= YOUR INSTRUCTIONS =
Write out every line of the items below without changing anything, and leave the pictures out.

(begin)

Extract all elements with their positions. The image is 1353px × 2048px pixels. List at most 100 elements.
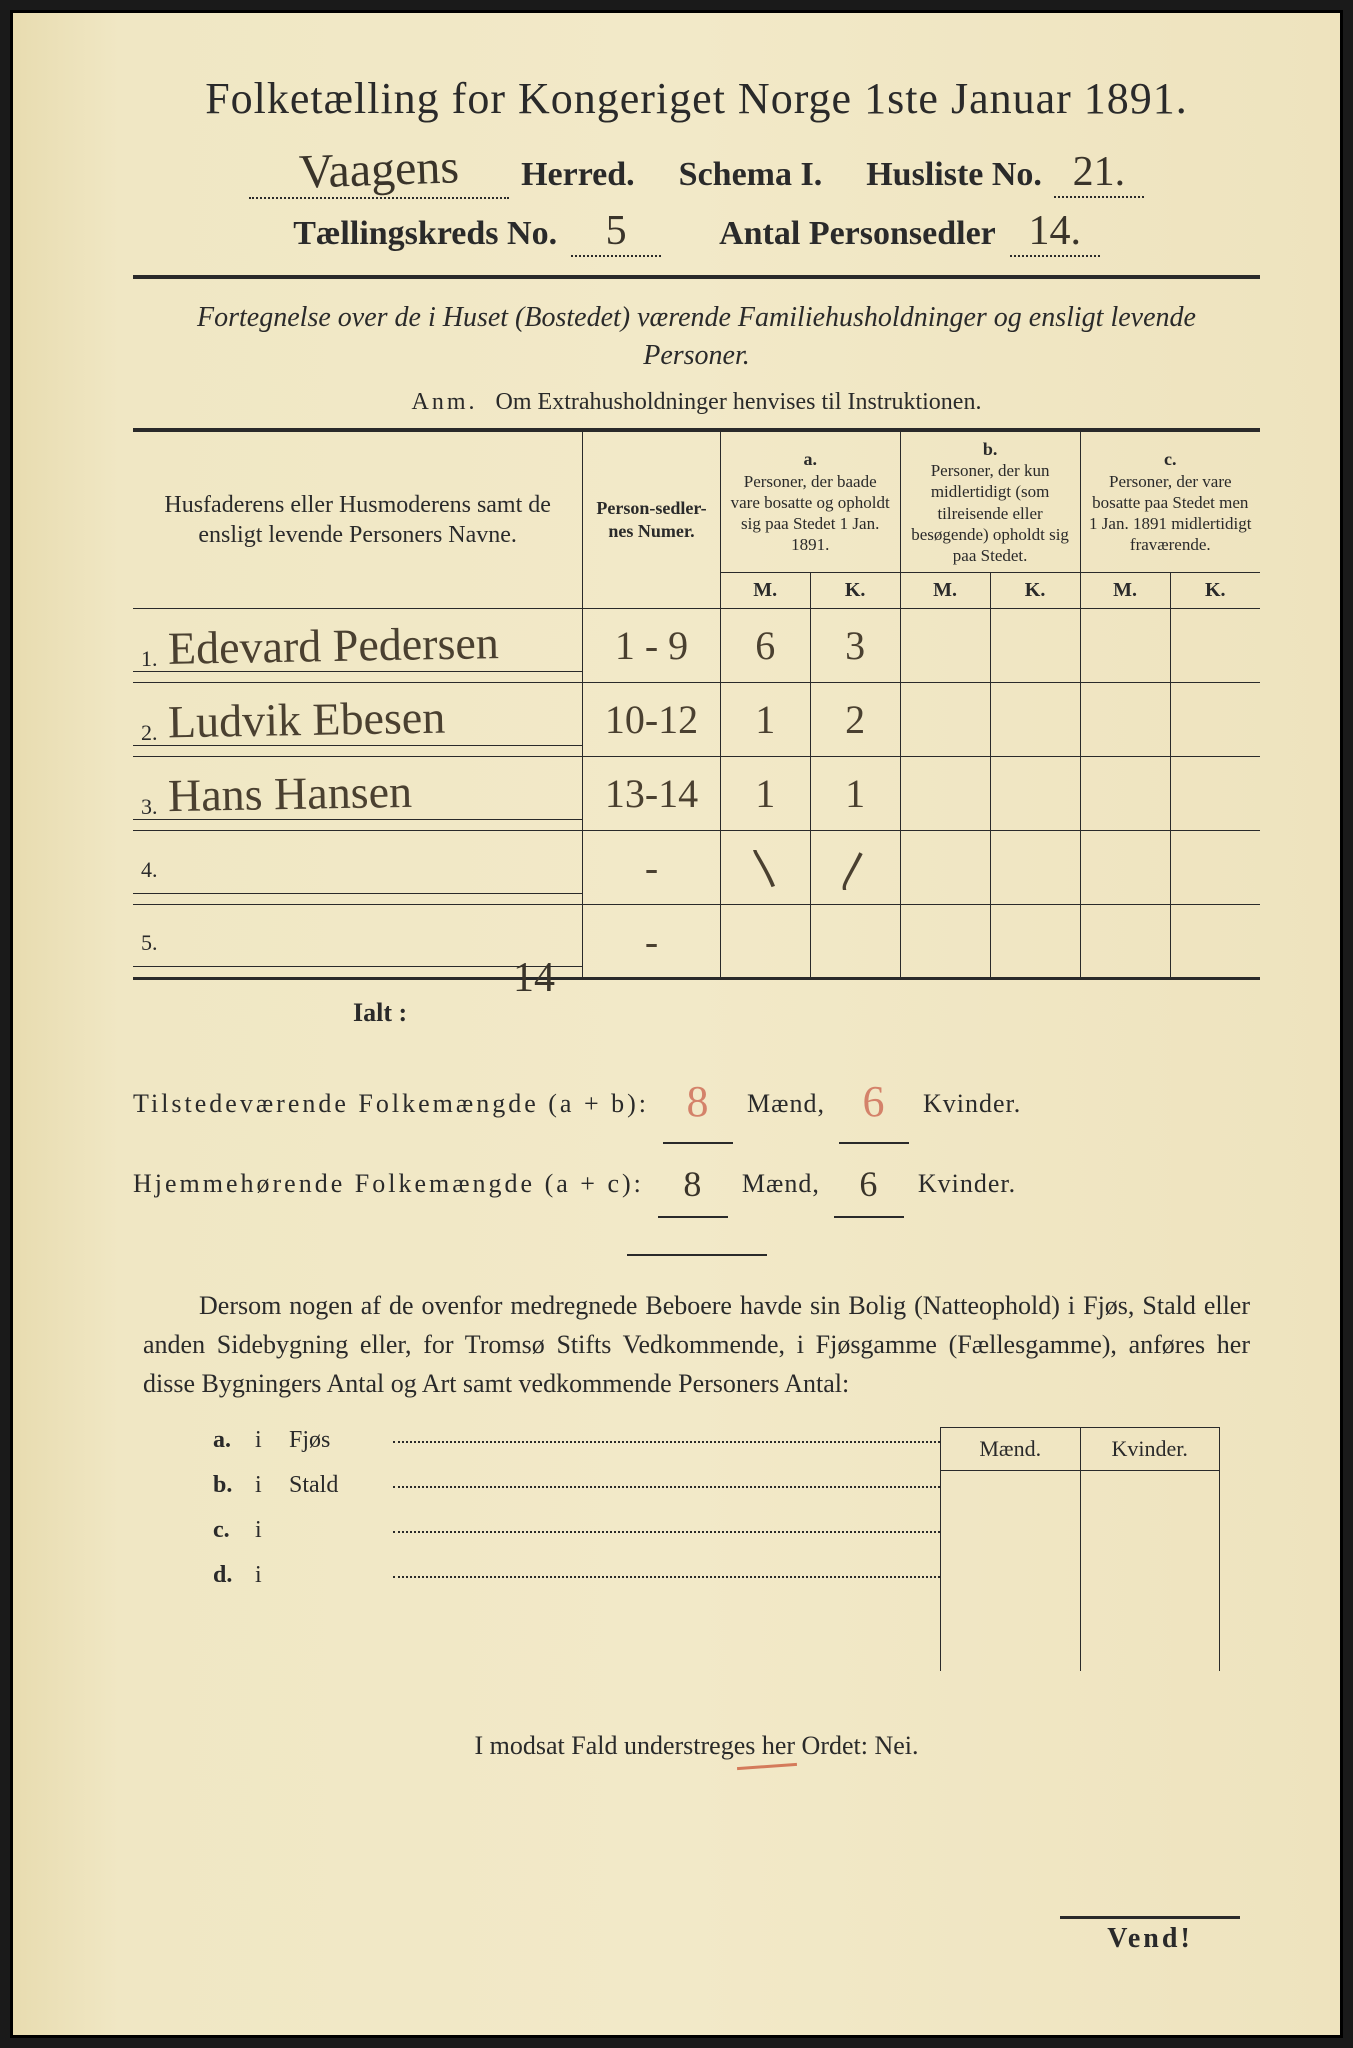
sum2-m: 8	[683, 1148, 702, 1220]
b-m-cell	[900, 905, 990, 979]
table-row: 5. -	[133, 905, 1260, 979]
c-k-cell	[1170, 905, 1260, 979]
numer-cell: -	[583, 905, 720, 979]
herred-label: Herred.	[521, 156, 635, 194]
schema-label: Schema I.	[679, 156, 823, 194]
anm-label: Anm.	[412, 389, 478, 415]
summary-line-1: Tilstedeværende Folkemængde (a + b): 8 M…	[133, 1054, 1260, 1144]
rule	[133, 275, 1260, 279]
buildings-list: a.iFjøs b.iStald c.i d.i	[213, 1427, 940, 1671]
col-c: c. Personer, der vare bosatte paa Stedet…	[1080, 430, 1260, 573]
summary-line-2: Hjemmehørende Folkemængde (a + c): 8 Mæn…	[133, 1144, 1260, 1218]
herred-handwritten: Vaagens	[292, 139, 466, 200]
mk-box: Mænd. Kvinder.	[940, 1427, 1220, 1671]
census-page: Folketælling for Kongeriget Norge 1ste J…	[10, 10, 1343, 2038]
instructions-paragraph: Dersom nogen af de ovenfor medregnede Be…	[143, 1286, 1250, 1403]
sum1-k: 6	[862, 1058, 885, 1146]
antal-label: Antal Personsedler	[719, 215, 996, 253]
husliste-handwritten: 21.	[1073, 148, 1126, 196]
a-k-cell: 〳	[810, 831, 900, 905]
c-m-cell	[1080, 905, 1170, 979]
c-m-cell	[1080, 831, 1170, 905]
numer-cell: 1 - 9	[583, 609, 720, 683]
col-b-m: M.	[900, 573, 990, 609]
page-title: Folketælling for Kongeriget Norge 1ste J…	[133, 73, 1260, 124]
name-cell: 4.	[133, 831, 583, 905]
antal-handwritten: 14.	[1029, 207, 1082, 255]
a-k-cell: 3	[810, 609, 900, 683]
summary-block: Tilstedeværende Folkemængde (a + b): 8 M…	[133, 1054, 1260, 1218]
herred-field: Vaagens	[249, 142, 509, 199]
subtitle: Fortegnelse over de i Huset (Bostedet) v…	[173, 299, 1220, 375]
col-c-k: K.	[1170, 573, 1260, 609]
c-k-cell	[1170, 609, 1260, 683]
c-m-cell	[1080, 757, 1170, 831]
kreds-field: 5	[571, 207, 661, 257]
building-item: a.iFjøs	[213, 1427, 940, 1454]
mk-maend: Mænd.	[941, 1428, 1081, 1471]
header-line-2: Tællingskreds No. 5 Antal Personsedler 1…	[133, 207, 1260, 257]
numer-cell: 10-12	[583, 683, 720, 757]
b-k-cell	[990, 831, 1080, 905]
b-k-cell	[990, 757, 1080, 831]
kreds-label: Tællingskreds No.	[293, 215, 557, 253]
table-row: 1. Edevard Pedersen1 - 963	[133, 609, 1260, 683]
col-b: b. Personer, der kun midlertidigt (som t…	[900, 430, 1080, 573]
table-row: 4. -〵〳	[133, 831, 1260, 905]
a-k-cell	[810, 905, 900, 979]
mk-kvinder: Kvinder.	[1081, 1428, 1220, 1471]
a-m-cell: 1	[720, 757, 810, 831]
b-m-cell	[900, 683, 990, 757]
b-k-cell	[990, 905, 1080, 979]
sum2-k: 6	[859, 1148, 878, 1220]
numer-cell: 13-14	[583, 757, 720, 831]
col-a: a. Personer, der baade vare bosatte og o…	[720, 430, 900, 573]
col-a-k: K.	[810, 573, 900, 609]
a-k-cell: 2	[810, 683, 900, 757]
red-underline	[736, 1763, 796, 1770]
husliste-label: Husliste No.	[866, 156, 1042, 194]
a-m-cell	[720, 905, 810, 979]
col-a-m: M.	[720, 573, 810, 609]
sum1-m: 8	[687, 1058, 710, 1146]
b-m-cell	[900, 831, 990, 905]
col-c-m: M.	[1080, 573, 1170, 609]
numer-cell: -	[583, 831, 720, 905]
a-k-cell: 1	[810, 757, 900, 831]
nei-line: I modsat Fald understreges her Ordet: Ne…	[133, 1731, 1260, 1761]
census-table: Husfaderens eller Husmoderens samt de en…	[133, 428, 1260, 981]
c-k-cell	[1170, 683, 1260, 757]
c-m-cell	[1080, 609, 1170, 683]
col-names: Husfaderens eller Husmoderens samt de en…	[133, 430, 583, 609]
husliste-field: 21.	[1054, 148, 1144, 198]
name-cell: 3. Hans Hansen	[133, 757, 583, 831]
mk-kvinder-col	[1081, 1471, 1220, 1671]
a-m-cell: 〵	[720, 831, 810, 905]
b-k-cell	[990, 683, 1080, 757]
table-row: 3. Hans Hansen13-1411	[133, 757, 1260, 831]
name-cell: 1. Edevard Pedersen	[133, 609, 583, 683]
name-cell: 2. Ludvik Ebesen	[133, 683, 583, 757]
c-k-cell	[1170, 831, 1260, 905]
anm-text: Om Extrahusholdninger henvises til Instr…	[496, 389, 982, 415]
header-line-1: Vaagens Herred. Schema I. Husliste No. 2…	[133, 142, 1260, 199]
col-b-k: K.	[990, 573, 1080, 609]
anm-line: Anm. Om Extrahusholdninger henvises til …	[133, 389, 1260, 416]
building-item: c.i	[213, 1517, 940, 1544]
b-k-cell	[990, 609, 1080, 683]
c-k-cell	[1170, 757, 1260, 831]
vend-label: Vend!	[1060, 1916, 1240, 1955]
building-item: b.iStald	[213, 1472, 940, 1499]
table-row: 2. Ludvik Ebesen10-1212	[133, 683, 1260, 757]
a-m-cell: 1	[720, 683, 810, 757]
building-item: d.i	[213, 1562, 940, 1589]
divider	[627, 1254, 767, 1256]
antal-field: 14.	[1010, 207, 1100, 257]
b-m-cell	[900, 609, 990, 683]
buildings-block: a.iFjøs b.iStald c.i d.i Mænd. Kvinder.	[213, 1427, 1220, 1671]
b-m-cell	[900, 757, 990, 831]
kreds-handwritten: 5	[606, 207, 627, 255]
mk-maend-col	[941, 1471, 1081, 1671]
col-numer: Person-sedler-nes Numer.	[583, 430, 720, 609]
ialt-row: Ialt : 14	[133, 998, 1260, 1028]
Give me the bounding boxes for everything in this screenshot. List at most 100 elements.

(end)

= PROBLEM SOLUTION =
Extract all elements with their positions. The image is 1353px × 2048px pixels. List at most 100 elements.
sum2-m: 8	[683, 1148, 702, 1220]
b-m-cell	[900, 905, 990, 979]
table-row: 5. -	[133, 905, 1260, 979]
c-k-cell	[1170, 905, 1260, 979]
numer-cell: -	[583, 905, 720, 979]
herred-label: Herred.	[521, 156, 635, 194]
schema-label: Schema I.	[679, 156, 823, 194]
anm-label: Anm.	[412, 389, 478, 415]
summary-line-1: Tilstedeværende Folkemængde (a + b): 8 M…	[133, 1054, 1260, 1144]
rule	[133, 275, 1260, 279]
buildings-list: a.iFjøs b.iStald c.i d.i	[213, 1427, 940, 1671]
col-c: c. Personer, der vare bosatte paa Stedet…	[1080, 430, 1260, 573]
summary-line-2: Hjemmehørende Folkemængde (a + c): 8 Mæn…	[133, 1144, 1260, 1218]
herred-handwritten: Vaagens	[292, 139, 466, 200]
mk-box: Mænd. Kvinder.	[940, 1427, 1220, 1671]
census-page: Folketælling for Kongeriget Norge 1ste J…	[10, 10, 1343, 2038]
instructions-paragraph: Dersom nogen af de ovenfor medregnede Be…	[143, 1286, 1250, 1403]
sum1-k: 6	[862, 1058, 885, 1146]
antal-label: Antal Personsedler	[719, 215, 996, 253]
husliste-handwritten: 21.	[1073, 148, 1126, 196]
a-k-cell: 〳	[810, 831, 900, 905]
c-m-cell	[1080, 905, 1170, 979]
c-m-cell	[1080, 831, 1170, 905]
numer-cell: 1 - 9	[583, 609, 720, 683]
col-b-m: M.	[900, 573, 990, 609]
page-title: Folketælling for Kongeriget Norge 1ste J…	[133, 73, 1260, 124]
name-cell: 4.	[133, 831, 583, 905]
antal-handwritten: 14.	[1029, 207, 1082, 255]
a-k-cell: 3	[810, 609, 900, 683]
summary-block: Tilstedeværende Folkemængde (a + b): 8 M…	[133, 1054, 1260, 1218]
herred-field: Vaagens	[249, 142, 509, 199]
subtitle: Fortegnelse over de i Huset (Bostedet) v…	[173, 299, 1220, 375]
col-c-k: K.	[1170, 573, 1260, 609]
c-k-cell	[1170, 609, 1260, 683]
c-m-cell	[1080, 757, 1170, 831]
kreds-field: 5	[571, 207, 661, 257]
building-item: a.iFjøs	[213, 1427, 940, 1454]
mk-maend: Mænd.	[941, 1428, 1081, 1471]
header-line-2: Tællingskreds No. 5 Antal Personsedler 1…	[133, 207, 1260, 257]
numer-cell: 10-12	[583, 683, 720, 757]
b-k-cell	[990, 831, 1080, 905]
b-k-cell	[990, 757, 1080, 831]
kreds-label: Tællingskreds No.	[293, 215, 557, 253]
table-row: 1. Edevard Pedersen1 - 963	[133, 609, 1260, 683]
col-b: b. Personer, der kun midlertidigt (som t…	[900, 430, 1080, 573]
table-row: 4. -〵〳	[133, 831, 1260, 905]
a-k-cell	[810, 905, 900, 979]
mk-kvinder: Kvinder.	[1081, 1428, 1220, 1471]
a-m-cell: 1	[720, 757, 810, 831]
b-m-cell	[900, 683, 990, 757]
b-k-cell	[990, 905, 1080, 979]
sum2-k: 6	[859, 1148, 878, 1220]
numer-cell: 13-14	[583, 757, 720, 831]
col-a: a. Personer, der baade vare bosatte og o…	[720, 430, 900, 573]
col-a-k: K.	[810, 573, 900, 609]
a-k-cell: 2	[810, 683, 900, 757]
red-underline	[736, 1763, 796, 1770]
husliste-label: Husliste No.	[866, 156, 1042, 194]
a-m-cell	[720, 905, 810, 979]
col-a-m: M.	[720, 573, 810, 609]
sum1-m: 8	[687, 1058, 710, 1146]
b-m-cell	[900, 831, 990, 905]
col-c-m: M.	[1080, 573, 1170, 609]
numer-cell: -	[583, 831, 720, 905]
a-k-cell: 1	[810, 757, 900, 831]
nei-line: I modsat Fald understreges her Ordet: Ne…	[133, 1731, 1260, 1761]
census-table: Husfaderens eller Husmoderens samt de en…	[133, 428, 1260, 981]
c-k-cell	[1170, 683, 1260, 757]
c-m-cell	[1080, 609, 1170, 683]
col-names: Husfaderens eller Husmoderens samt de en…	[133, 430, 583, 609]
husliste-field: 21.	[1054, 148, 1144, 198]
name-cell: 3. Hans Hansen	[133, 757, 583, 831]
mk-kvinder-col	[1081, 1471, 1220, 1671]
a-m-cell: 〵	[720, 831, 810, 905]
b-k-cell	[990, 683, 1080, 757]
table-row: 3. Hans Hansen13-1411	[133, 757, 1260, 831]
name-cell: 1. Edevard Pedersen	[133, 609, 583, 683]
name-cell: 2. Ludvik Ebesen	[133, 683, 583, 757]
c-k-cell	[1170, 831, 1260, 905]
anm-text: Om Extrahusholdninger henvises til Instr…	[496, 389, 982, 415]
header-line-1: Vaagens Herred. Schema I. Husliste No. 2…	[133, 142, 1260, 199]
col-b-k: K.	[990, 573, 1080, 609]
anm-line: Anm. Om Extrahusholdninger henvises til …	[133, 389, 1260, 416]
building-item: c.i	[213, 1517, 940, 1544]
b-k-cell	[990, 609, 1080, 683]
c-k-cell	[1170, 757, 1260, 831]
vend-label: Vend!	[1060, 1916, 1240, 1955]
building-item: b.iStald	[213, 1472, 940, 1499]
table-row: 2. Ludvik Ebesen10-1212	[133, 683, 1260, 757]
a-m-cell: 1	[720, 683, 810, 757]
building-item: d.i	[213, 1562, 940, 1589]
divider	[627, 1254, 767, 1256]
antal-field: 14.	[1010, 207, 1100, 257]
b-m-cell	[900, 609, 990, 683]
buildings-block: a.iFjøs b.iStald c.i d.i Mænd. Kvinder.	[213, 1427, 1220, 1671]
b-m-cell	[900, 757, 990, 831]
kreds-handwritten: 5	[606, 207, 627, 255]
mk-maend-col	[941, 1471, 1081, 1671]
col-numer: Person-sedler-nes Numer.	[583, 430, 720, 609]
ialt-row: Ialt : 14	[133, 998, 1260, 1028]
Give me the bounding boxes for everything in this screenshot. List at most 100 elements.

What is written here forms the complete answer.